-------- Data for processing --------
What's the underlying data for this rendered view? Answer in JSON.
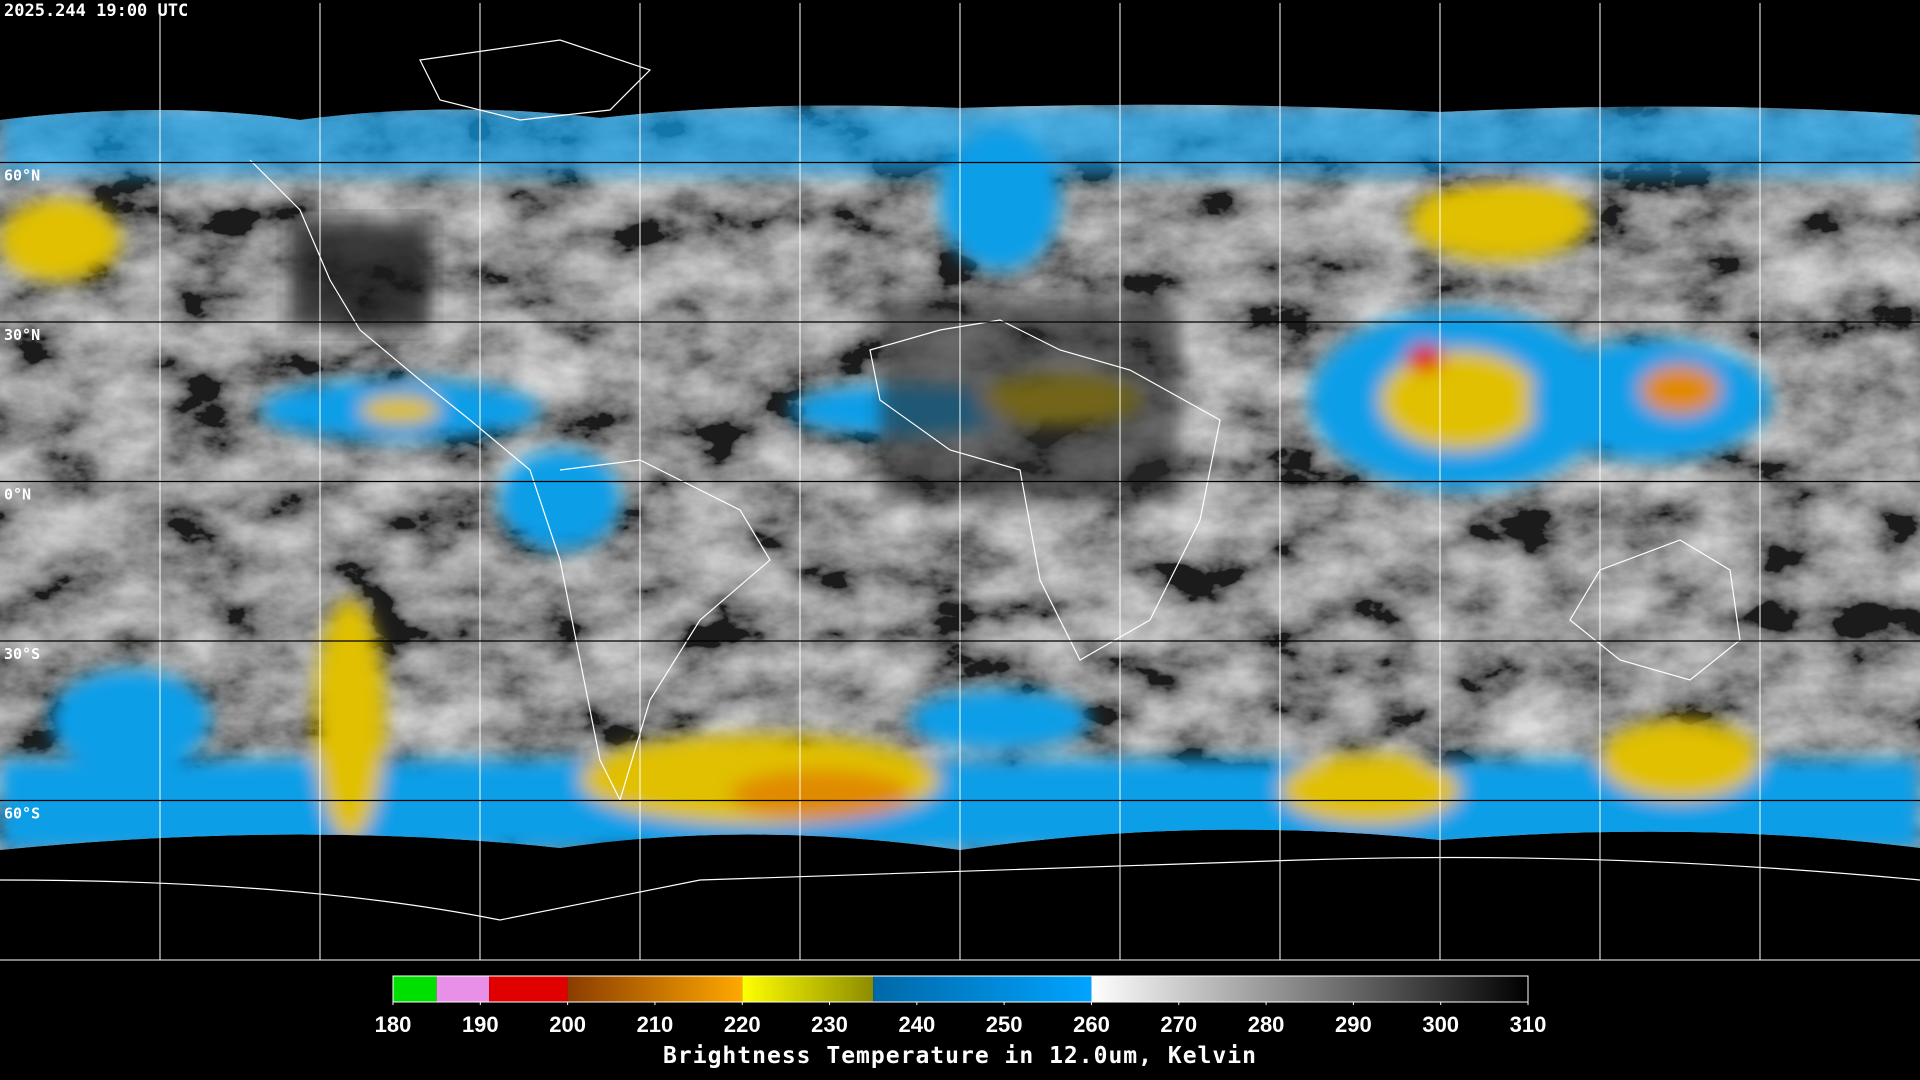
{
  "timestamp": "2025.244 19:00 UTC",
  "lat_lines": [
    {
      "value": 60,
      "label": "60°N"
    },
    {
      "value": 30,
      "label": "30°N"
    },
    {
      "value": 0,
      "label": "0°N"
    },
    {
      "value": -30,
      "label": "30°S"
    },
    {
      "value": -60,
      "label": "60°S"
    }
  ],
  "colorbar": {
    "title": "Brightness Temperature in 12.0um, Kelvin",
    "range": [
      180,
      310
    ],
    "ticks": [
      180,
      190,
      200,
      210,
      220,
      230,
      240,
      250,
      260,
      270,
      280,
      290,
      300,
      310
    ],
    "segments": [
      {
        "from": 180,
        "to": 185,
        "colors": [
          "#00e000",
          "#00e000"
        ]
      },
      {
        "from": 185,
        "to": 191,
        "colors": [
          "#e890e8",
          "#e890e8"
        ]
      },
      {
        "from": 191,
        "to": 200,
        "colors": [
          "#e00000",
          "#e00000"
        ]
      },
      {
        "from": 200,
        "to": 220,
        "colors": [
          "#8a3c00",
          "#ffa800"
        ]
      },
      {
        "from": 220,
        "to": 235,
        "colors": [
          "#ffff00",
          "#8c8c00"
        ]
      },
      {
        "from": 235,
        "to": 260,
        "colors": [
          "#0068a8",
          "#00a4ff"
        ]
      },
      {
        "from": 260,
        "to": 310,
        "colors": [
          "#ffffff",
          "#000000"
        ]
      }
    ]
  }
}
--------
Tell how many lines include "label". The number is the whole answer.

## Task output
5